-------- DATASET ROWS
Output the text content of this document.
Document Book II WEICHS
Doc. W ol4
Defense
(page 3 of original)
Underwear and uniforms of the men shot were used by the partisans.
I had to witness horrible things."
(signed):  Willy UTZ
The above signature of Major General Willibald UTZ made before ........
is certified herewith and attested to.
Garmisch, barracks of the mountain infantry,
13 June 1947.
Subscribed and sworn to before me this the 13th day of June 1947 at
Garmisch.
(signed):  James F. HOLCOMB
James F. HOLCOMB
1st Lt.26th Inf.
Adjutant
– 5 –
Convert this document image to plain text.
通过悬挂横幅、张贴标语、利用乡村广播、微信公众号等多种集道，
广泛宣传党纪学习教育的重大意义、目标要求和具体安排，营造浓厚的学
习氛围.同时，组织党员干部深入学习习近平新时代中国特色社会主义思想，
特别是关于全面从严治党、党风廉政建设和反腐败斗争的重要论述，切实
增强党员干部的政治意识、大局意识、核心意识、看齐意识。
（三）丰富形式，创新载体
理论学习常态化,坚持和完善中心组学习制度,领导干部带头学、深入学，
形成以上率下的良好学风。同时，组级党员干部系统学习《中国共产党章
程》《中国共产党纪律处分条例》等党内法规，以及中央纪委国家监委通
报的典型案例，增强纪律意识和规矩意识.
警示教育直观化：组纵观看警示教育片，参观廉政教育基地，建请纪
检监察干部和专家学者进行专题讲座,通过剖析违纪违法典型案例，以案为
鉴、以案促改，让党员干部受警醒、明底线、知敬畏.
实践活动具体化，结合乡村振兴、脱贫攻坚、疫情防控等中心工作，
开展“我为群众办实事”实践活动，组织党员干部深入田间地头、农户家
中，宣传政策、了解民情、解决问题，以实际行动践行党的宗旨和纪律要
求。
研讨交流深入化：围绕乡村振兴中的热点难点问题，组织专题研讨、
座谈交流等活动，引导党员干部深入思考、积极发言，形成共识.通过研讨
----------------
◆ **WHAT TO DO**
Which lines contain the word "before"? Copy each of them.

◆ **THE REPLY**
The above signature of Major General Willibald UTZ made before ........
Subscribed and sworn to before me this the 13th day of June 1947 at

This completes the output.